Extract to read:
┌────────

We were known in Greenwood as “dem dam hippies” who lived in a three room shack with little insulation, leaky windows and a wall heater that barely kept the place warm. The car was stored in an attached lean-to but in order to keep the engine block from freezing, we had to run an extension cord out to a lamp underneath the hood. It didn’t always work.  Every morning I drove with Jo to the campus of the University of Missouri, Kansas City (UMKC) then took a bus down to Macys.

Five days before Christmas my body began to ache. The bars, barbecue joints, and Victorian boarding houses along the route back to the campus were decorated for the season with blinking lights and Santa Clauses but in my worsening condition, santathey were as sinister as ghouls in a carnival funhouse. I remember seeing my reflection in the window on that dark, cold night.  Instead of eighteen I looked eighty (or as my mother would say “death warmed over”).

└────────

Collected data
┌────────

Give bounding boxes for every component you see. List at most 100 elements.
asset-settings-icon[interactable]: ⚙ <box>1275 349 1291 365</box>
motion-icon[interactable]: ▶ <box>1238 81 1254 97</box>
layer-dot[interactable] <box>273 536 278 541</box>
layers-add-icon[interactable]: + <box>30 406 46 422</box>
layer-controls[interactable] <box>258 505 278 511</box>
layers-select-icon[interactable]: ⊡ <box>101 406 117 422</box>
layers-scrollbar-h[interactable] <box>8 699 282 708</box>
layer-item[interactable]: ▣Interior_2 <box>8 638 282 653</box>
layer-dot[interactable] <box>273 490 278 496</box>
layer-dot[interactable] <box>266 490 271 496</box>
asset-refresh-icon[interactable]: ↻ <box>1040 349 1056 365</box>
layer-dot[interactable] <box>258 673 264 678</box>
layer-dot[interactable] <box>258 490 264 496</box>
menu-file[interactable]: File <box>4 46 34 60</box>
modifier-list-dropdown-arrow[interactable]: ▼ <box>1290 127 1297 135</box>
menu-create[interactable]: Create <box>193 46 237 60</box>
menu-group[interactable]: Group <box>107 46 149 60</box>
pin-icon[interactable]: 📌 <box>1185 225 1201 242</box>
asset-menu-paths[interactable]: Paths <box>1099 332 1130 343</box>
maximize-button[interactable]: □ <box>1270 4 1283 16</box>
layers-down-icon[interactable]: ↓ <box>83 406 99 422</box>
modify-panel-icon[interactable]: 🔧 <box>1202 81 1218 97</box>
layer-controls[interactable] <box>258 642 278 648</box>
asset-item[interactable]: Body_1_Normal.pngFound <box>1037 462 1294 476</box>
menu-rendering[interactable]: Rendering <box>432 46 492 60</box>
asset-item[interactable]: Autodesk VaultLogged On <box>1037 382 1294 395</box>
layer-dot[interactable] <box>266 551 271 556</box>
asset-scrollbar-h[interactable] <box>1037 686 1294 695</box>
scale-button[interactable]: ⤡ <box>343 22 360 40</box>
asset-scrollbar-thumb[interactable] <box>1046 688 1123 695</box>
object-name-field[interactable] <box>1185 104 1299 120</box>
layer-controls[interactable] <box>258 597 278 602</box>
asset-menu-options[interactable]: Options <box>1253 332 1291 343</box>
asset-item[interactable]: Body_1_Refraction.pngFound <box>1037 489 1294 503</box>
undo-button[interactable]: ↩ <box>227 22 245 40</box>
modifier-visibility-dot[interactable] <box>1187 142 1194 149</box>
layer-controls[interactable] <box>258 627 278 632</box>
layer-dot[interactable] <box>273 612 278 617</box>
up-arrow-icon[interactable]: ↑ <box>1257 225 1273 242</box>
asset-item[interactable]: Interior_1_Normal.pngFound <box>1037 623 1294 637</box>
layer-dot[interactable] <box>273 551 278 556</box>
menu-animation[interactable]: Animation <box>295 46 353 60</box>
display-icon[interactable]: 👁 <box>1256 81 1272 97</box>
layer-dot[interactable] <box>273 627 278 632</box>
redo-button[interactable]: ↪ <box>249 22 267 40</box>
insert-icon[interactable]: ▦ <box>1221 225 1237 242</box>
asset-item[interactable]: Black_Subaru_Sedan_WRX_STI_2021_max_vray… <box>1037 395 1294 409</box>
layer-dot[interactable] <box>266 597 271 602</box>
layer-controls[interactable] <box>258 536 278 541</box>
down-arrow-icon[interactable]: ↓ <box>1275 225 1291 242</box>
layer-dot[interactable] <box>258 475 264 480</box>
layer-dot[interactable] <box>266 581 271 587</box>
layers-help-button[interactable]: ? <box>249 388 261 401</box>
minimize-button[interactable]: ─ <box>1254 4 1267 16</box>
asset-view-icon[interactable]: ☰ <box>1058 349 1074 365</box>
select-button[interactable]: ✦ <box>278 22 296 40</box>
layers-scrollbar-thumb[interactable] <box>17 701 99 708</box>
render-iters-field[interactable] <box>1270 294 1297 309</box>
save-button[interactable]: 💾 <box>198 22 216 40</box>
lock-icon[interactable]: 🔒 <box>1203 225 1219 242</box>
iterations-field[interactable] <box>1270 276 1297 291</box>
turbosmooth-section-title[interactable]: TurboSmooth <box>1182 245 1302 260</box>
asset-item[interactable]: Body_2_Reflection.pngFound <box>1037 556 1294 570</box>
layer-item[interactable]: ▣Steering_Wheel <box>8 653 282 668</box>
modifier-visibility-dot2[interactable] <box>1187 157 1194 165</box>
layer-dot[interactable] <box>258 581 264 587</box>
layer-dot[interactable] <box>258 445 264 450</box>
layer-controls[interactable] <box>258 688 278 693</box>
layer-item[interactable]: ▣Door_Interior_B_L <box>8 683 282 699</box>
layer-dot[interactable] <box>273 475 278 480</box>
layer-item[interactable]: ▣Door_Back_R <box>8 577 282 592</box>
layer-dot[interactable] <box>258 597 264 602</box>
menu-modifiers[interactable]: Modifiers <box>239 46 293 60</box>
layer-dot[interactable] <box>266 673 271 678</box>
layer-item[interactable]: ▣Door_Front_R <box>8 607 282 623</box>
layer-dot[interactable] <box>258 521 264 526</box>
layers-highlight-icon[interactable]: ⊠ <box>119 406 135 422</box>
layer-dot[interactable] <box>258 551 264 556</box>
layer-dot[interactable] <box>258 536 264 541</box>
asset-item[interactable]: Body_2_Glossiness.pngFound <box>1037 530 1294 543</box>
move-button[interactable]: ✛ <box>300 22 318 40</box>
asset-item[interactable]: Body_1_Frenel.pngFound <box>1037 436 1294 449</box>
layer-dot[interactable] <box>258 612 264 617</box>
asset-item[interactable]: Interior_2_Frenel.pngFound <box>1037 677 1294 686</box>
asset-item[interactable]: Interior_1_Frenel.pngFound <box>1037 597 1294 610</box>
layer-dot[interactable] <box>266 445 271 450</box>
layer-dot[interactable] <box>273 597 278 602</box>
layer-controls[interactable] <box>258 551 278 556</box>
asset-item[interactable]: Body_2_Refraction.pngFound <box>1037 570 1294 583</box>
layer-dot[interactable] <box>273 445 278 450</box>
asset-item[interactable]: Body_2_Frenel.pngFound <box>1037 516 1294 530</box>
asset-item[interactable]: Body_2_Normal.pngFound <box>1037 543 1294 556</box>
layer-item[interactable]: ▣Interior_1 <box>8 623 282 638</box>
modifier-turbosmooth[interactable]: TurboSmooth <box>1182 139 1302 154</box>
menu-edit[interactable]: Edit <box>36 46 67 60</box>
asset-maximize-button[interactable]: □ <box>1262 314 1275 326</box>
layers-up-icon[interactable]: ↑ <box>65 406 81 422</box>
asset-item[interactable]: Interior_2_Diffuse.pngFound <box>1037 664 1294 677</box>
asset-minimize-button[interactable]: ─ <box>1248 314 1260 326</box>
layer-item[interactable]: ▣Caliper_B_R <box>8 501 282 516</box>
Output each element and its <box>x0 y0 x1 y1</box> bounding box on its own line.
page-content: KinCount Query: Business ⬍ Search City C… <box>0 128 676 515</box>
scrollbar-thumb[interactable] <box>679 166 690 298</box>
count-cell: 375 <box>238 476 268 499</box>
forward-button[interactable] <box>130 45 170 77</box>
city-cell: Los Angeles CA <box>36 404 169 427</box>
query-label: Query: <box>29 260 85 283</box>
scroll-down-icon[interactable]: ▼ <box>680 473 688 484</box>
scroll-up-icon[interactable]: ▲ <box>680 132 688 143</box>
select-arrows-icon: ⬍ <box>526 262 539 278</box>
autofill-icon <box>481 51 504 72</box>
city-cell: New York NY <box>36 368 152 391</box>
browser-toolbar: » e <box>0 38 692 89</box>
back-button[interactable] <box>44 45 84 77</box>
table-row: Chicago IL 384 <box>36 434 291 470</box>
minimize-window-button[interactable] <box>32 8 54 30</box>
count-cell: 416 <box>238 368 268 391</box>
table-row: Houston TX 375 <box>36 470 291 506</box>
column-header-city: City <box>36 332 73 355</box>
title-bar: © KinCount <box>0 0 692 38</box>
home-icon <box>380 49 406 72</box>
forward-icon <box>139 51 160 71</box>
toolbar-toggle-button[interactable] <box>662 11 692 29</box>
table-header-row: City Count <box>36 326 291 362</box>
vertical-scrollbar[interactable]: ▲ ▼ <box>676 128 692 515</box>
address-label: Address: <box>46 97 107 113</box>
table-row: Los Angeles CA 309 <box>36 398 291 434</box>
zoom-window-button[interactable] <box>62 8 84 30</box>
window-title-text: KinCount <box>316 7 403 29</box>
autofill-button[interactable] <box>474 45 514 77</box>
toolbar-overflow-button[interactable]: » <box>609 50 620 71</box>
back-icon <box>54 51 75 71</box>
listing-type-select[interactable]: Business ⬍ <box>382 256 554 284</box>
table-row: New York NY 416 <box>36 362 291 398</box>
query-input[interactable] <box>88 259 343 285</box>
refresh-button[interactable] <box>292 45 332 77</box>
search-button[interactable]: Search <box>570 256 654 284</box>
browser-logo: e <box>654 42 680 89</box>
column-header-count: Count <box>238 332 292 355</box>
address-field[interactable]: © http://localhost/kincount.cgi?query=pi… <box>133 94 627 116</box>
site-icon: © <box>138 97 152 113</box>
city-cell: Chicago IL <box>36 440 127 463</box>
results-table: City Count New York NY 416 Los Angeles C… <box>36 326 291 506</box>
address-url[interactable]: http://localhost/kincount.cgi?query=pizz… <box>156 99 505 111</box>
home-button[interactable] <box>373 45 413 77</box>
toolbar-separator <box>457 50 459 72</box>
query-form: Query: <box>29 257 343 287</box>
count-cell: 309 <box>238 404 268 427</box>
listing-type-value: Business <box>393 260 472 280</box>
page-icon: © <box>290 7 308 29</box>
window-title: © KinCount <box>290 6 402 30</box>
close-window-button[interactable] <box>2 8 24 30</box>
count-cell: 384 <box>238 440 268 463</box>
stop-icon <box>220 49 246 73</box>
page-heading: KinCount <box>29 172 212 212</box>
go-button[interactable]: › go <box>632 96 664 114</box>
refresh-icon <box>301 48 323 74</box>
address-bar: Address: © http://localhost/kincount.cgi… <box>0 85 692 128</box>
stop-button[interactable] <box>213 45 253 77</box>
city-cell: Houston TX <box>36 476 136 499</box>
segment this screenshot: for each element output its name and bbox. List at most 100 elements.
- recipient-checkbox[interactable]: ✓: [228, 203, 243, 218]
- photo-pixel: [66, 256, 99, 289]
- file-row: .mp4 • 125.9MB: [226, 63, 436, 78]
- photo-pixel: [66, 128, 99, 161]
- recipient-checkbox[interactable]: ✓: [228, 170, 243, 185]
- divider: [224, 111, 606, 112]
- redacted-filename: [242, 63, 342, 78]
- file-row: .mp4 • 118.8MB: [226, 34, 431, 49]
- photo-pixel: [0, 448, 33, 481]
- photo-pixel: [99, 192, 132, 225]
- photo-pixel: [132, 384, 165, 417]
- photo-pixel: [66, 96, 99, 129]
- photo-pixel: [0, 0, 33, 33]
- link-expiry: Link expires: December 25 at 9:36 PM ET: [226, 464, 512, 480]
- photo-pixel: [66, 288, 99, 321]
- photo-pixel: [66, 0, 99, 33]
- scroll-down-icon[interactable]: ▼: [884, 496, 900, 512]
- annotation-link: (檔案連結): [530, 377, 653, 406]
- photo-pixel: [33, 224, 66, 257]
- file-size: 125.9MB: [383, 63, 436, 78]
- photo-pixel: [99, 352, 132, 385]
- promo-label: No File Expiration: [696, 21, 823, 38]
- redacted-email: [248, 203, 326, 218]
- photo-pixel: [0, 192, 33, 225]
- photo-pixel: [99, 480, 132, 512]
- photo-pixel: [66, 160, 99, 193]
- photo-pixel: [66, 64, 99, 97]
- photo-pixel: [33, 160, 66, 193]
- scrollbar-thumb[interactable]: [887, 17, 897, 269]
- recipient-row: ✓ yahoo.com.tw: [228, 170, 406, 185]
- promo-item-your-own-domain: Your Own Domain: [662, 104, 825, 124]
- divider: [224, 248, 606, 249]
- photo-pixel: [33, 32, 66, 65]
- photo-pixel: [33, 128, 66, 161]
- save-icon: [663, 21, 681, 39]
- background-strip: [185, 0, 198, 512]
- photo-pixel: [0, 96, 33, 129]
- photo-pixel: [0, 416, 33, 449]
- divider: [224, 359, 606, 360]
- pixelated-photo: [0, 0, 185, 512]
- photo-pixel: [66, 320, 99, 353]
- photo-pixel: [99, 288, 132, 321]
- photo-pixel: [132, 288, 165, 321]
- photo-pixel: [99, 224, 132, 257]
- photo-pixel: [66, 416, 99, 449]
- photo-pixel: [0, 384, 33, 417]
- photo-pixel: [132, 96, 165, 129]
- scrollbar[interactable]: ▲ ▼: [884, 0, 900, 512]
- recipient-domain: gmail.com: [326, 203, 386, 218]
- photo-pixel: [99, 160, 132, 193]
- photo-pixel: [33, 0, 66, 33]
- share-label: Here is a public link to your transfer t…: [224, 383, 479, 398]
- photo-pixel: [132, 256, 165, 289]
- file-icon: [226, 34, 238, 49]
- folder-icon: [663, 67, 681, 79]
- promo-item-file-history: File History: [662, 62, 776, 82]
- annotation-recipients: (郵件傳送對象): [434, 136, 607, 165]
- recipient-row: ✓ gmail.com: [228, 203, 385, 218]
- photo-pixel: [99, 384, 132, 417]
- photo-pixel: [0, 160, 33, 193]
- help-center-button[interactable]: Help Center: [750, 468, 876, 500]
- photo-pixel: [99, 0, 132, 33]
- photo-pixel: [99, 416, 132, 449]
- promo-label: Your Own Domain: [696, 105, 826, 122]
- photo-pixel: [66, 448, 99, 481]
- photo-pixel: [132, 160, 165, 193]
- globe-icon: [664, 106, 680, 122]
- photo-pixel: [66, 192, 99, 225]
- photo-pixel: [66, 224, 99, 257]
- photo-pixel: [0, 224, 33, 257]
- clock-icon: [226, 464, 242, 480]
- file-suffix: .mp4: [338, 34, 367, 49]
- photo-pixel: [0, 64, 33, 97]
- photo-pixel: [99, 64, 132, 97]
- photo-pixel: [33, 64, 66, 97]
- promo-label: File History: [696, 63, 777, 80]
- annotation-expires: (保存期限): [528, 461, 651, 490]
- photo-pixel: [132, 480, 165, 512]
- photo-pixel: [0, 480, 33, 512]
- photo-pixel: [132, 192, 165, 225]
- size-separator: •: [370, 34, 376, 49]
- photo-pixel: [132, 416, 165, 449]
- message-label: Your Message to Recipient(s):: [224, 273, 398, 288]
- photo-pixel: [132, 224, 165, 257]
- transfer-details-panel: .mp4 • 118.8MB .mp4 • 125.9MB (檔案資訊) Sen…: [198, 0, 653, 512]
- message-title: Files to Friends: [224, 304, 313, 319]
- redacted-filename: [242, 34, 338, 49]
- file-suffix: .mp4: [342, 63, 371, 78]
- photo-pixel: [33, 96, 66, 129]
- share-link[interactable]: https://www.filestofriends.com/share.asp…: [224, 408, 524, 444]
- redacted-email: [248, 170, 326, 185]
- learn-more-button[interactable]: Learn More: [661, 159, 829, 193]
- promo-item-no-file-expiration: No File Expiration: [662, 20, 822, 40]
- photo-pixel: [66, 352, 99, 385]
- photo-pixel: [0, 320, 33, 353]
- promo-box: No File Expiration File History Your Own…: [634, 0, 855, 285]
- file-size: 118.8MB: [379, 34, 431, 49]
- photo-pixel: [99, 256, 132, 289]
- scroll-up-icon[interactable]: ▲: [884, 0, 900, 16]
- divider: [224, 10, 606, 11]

└────────

Exercise instructions:
[1] Please decide whether each statement agrees with the passage about Greenwood: (a) the shack had three rooms; (b) the narrator rode a bus from the UMKC campus to Macys; (c) running an extension cord to a lamp under the hood always kept the engine block from freezing. Answer yes or no for each and quote the words that settle it.
[2] Name every kind of establishment the passage about Greenwood mentions along the route back to the campus.
[3] Pick up the passage about Greenwood where it stops and continue it.

Outputs in order:
[1]
(a) Yes: "a three room shack"
(b) Yes: "then took a bus down to Macys"
(c) No: "It didn’t always work."

[2] bars, barbecue joints, Victorian boarding houses

[3]
I cried as I waited for Jo outside her class. All around were murals Thomas Hart Benton had painted in his lean and feverish years, scenes of farm life that felt so cold and lifeless I decided he must have hated his subjects. I tried to convince myself that a good night’s sleep was all I needed but deep down I knew it was the Hong Kong flu.

The next morning I was barely able to lift my head from the pillow. I managed to call Macys only to be fired but didn’t care.  I was about to die so what did it matter. Some time during the next three days Jo stopped checking on me which meant she’d also been stricken. The phone rang and rang and rang until whoever was on the other end gave up.  Finally  I was able to stand for longer than a few minutes without swooning but, as so often happens when you think the worse has come and gone, you find out it was only a teaser for the main event.